### Entries shown
+ + + + + + +
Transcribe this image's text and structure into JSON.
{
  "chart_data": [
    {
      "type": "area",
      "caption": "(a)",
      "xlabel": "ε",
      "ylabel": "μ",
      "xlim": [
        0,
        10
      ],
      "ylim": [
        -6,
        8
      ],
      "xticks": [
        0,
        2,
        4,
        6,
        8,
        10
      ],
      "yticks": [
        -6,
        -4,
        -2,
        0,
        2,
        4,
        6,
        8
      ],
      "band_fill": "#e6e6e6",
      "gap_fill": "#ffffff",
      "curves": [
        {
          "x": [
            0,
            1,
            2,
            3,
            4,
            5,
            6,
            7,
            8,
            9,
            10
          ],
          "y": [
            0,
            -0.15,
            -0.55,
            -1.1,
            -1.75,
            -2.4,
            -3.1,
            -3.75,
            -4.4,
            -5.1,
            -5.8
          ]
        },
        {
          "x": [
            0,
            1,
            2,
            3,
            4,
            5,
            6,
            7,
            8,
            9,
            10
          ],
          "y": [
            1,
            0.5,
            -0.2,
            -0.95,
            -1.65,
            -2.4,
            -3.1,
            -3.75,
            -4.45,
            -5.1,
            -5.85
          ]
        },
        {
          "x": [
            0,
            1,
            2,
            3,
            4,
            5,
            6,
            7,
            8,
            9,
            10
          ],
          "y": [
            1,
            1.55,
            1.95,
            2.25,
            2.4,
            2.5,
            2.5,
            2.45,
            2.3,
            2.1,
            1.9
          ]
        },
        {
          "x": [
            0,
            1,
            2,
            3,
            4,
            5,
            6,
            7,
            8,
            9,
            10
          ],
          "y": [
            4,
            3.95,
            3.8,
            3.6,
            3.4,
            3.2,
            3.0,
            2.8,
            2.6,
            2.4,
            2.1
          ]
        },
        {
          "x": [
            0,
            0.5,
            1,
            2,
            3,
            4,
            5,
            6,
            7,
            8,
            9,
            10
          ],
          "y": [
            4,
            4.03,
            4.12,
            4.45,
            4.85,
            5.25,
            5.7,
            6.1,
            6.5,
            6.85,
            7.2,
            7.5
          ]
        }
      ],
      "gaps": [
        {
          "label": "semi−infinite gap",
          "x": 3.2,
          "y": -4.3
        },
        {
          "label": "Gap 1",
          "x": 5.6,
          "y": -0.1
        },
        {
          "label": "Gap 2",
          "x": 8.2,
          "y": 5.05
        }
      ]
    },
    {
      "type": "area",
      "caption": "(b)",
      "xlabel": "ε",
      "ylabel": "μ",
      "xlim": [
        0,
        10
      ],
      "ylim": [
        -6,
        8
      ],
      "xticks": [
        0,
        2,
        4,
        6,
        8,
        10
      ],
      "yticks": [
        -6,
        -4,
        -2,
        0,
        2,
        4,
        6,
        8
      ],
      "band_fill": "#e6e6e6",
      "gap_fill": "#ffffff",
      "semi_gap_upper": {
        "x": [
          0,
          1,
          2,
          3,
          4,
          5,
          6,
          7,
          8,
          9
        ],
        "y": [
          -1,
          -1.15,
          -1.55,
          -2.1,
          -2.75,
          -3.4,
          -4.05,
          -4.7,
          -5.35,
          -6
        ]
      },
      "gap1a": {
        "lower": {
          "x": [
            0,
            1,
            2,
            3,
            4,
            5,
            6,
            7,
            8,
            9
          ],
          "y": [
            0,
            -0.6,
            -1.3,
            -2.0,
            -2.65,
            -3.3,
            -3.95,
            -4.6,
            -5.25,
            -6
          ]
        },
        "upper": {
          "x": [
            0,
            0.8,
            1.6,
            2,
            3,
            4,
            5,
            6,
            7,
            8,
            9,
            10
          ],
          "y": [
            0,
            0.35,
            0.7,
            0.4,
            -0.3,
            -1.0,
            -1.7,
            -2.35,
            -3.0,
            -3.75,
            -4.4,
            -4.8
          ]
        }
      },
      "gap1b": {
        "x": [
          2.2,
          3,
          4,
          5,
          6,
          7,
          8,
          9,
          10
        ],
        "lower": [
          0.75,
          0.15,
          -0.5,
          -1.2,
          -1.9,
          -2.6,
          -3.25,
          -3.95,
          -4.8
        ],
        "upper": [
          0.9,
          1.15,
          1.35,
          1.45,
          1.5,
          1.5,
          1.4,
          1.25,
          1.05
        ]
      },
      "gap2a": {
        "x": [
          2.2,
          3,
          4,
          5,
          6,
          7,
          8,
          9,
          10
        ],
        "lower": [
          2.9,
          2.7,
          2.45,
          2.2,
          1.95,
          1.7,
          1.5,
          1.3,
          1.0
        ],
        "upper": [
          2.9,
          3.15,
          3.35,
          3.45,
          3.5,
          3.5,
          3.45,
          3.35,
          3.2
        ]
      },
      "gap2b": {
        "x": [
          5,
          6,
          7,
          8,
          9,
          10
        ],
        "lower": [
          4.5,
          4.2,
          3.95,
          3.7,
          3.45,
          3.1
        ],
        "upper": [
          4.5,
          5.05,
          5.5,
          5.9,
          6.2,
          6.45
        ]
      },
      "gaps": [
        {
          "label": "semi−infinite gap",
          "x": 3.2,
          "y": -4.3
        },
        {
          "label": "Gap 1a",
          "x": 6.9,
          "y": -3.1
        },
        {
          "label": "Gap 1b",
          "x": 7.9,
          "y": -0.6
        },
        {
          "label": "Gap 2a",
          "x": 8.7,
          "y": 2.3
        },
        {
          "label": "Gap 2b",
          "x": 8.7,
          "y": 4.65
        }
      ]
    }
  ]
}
+ + + + + + +
### Your objective
Return every record, word for word.

### Problem solution
Transcribe this image's text and structure into JSON.
{
  "chart_data": [
    {
      "type": "area",
      "caption": "(a)",
      "xlabel": "ε",
      "ylabel": "μ",
      "xlim": [
        0,
        10
      ],
      "ylim": [
        -6,
        8
      ],
      "xticks": [
        0,
        2,
        4,
        6,
        8,
        10
      ],
      "yticks": [
        -6,
        -4,
        -2,
        0,
        2,
        4,
        6,
        8
      ],
      "band_fill": "#e6e6e6",
      "gap_fill": "#ffffff",
      "curves": [
        {
          "x": [
            0,
            1,
            2,
            3,
            4,
            5,
            6,
            7,
            8,
            9,
            10
          ],
          "y": [
            0,
            -0.15,
            -0.55,
            -1.1,
            -1.75,
            -2.4,
            -3.1,
            -3.75,
            -4.4,
            -5.1,
            -5.8
          ]
        },
        {
          "x": [
            0,
            1,
            2,
            3,
            4,
            5,
            6,
            7,
            8,
            9,
            10
          ],
          "y": [
            1,
            0.5,
            -0.2,
            -0.95,
            -1.65,
            -2.4,
            -3.1,
            -3.75,
            -4.45,
            -5.1,
            -5.85
          ]
        },
        {
          "x": [
            0,
            1,
            2,
            3,
            4,
            5,
            6,
            7,
            8,
            9,
            10
          ],
          "y": [
            1,
            1.55,
            1.95,
            2.25,
            2.4,
            2.5,
            2.5,
            2.45,
            2.3,
            2.1,
            1.9
          ]
        },
        {
          "x": [
            0,
            1,
            2,
            3,
            4,
            5,
            6,
            7,
            8,
            9,
            10
          ],
          "y": [
            4,
            3.95,
            3.8,
            3.6,
            3.4,
            3.2,
            3.0,
            2.8,
            2.6,
            2.4,
            2.1
          ]
        },
        {
          "x": [
            0,
            0.5,
            1,
            2,
            3,
            4,
            5,
            6,
            7,
            8,
            9,
            10
          ],
          "y": [
            4,
            4.03,
            4.12,
            4.45,
            4.85,
            5.25,
            5.7,
            6.1,
            6.5,
            6.85,
            7.2,
            7.5
          ]
        }
      ],
      "gaps": [
        {
          "label": "semi−infinite gap",
          "x": 3.2,
          "y": -4.3
        },
        {
          "label": "Gap 1",
          "x": 5.6,
          "y": -0.1
        },
        {
          "label": "Gap 2",
          "x": 8.2,
          "y": 5.05
        }
      ]
    },
    {
      "type": "area",
      "caption": "(b)",
      "xlabel": "ε",
      "ylabel": "μ",
      "xlim": [
        0,
        10
      ],
      "ylim": [
        -6,
        8
      ],
      "xticks": [
        0,
        2,
        4,
        6,
        8,
        10
      ],
      "yticks": [
        -6,
        -4,
        -2,
        0,
        2,
        4,
        6,
        8
      ],
      "band_fill": "#e6e6e6",
      "gap_fill": "#ffffff",
      "semi_gap_upper": {
        "x": [
          0,
          1,
          2,
          3,
          4,
          5,
          6,
          7,
          8,
          9
        ],
        "y": [
          -1,
          -1.15,
          -1.55,
          -2.1,
          -2.75,
          -3.4,
          -4.05,
          -4.7,
          -5.35,
          -6
        ]
      },
      "gap1a": {
        "lower": {
          "x": [
            0,
            1,
            2,
            3,
            4,
            5,
            6,
            7,
            8,
            9
          ],
          "y": [
            0,
            -0.6,
            -1.3,
            -2.0,
            -2.65,
            -3.3,
            -3.95,
            -4.6,
            -5.25,
            -6
          ]
        },
        "upper": {
          "x": [
            0,
            0.8,
            1.6,
            2,
            3,
            4,
            5,
            6,
            7,
            8,
            9,
            10
          ],
          "y": [
            0,
            0.35,
            0.7,
            0.4,
            -0.3,
            -1.0,
            -1.7,
            -2.35,
            -3.0,
            -3.75,
            -4.4,
            -4.8
          ]
        }
      },
      "gap1b": {
        "x": [
          2.2,
          3,
          4,
          5,
          6,
          7,
          8,
          9,
          10
        ],
        "lower": [
          0.75,
          0.15,
          -0.5,
          -1.2,
          -1.9,
          -2.6,
          -3.25,
          -3.95,
          -4.8
        ],
        "upper": [
          0.9,
          1.15,
          1.35,
          1.45,
          1.5,
          1.5,
          1.4,
          1.25,
          1.05
        ]
      },
      "gap2a": {
        "x": [
          2.2,
          3,
          4,
          5,
          6,
          7,
          8,
          9,
          10
        ],
        "lower": [
          2.9,
          2.7,
          2.45,
          2.2,
          1.95,
          1.7,
          1.5,
          1.3,
          1.0
        ],
        "upper": [
          2.9,
          3.15,
          3.35,
          3.45,
          3.5,
          3.5,
          3.45,
          3.35,
          3.2
        ]
      },
      "gap2b": {
        "x": [
          5,
          6,
          7,
          8,
          9,
          10
        ],
        "lower": [
          4.5,
          4.2,
          3.95,
          3.7,
          3.45,
          3.1
        ],
        "upper": [
          4.5,
          5.05,
          5.5,
          5.9,
          6.2,
          6.45
        ]
      },
      "gaps": [
        {
          "label": "semi−infinite gap",
          "x": 3.2,
          "y": -4.3
        },
        {
          "label": "Gap 1a",
          "x": 6.9,
          "y": -3.1
        },
        {
          "label": "Gap 1b",
          "x": 7.9,
          "y": -0.6
        },
        {
          "label": "Gap 2a",
          "x": 8.7,
          "y": 2.3
        },
        {
          "label": "Gap 2b",
          "x": 8.7,
          "y": 4.65
        }
      ]
    }
  ]
}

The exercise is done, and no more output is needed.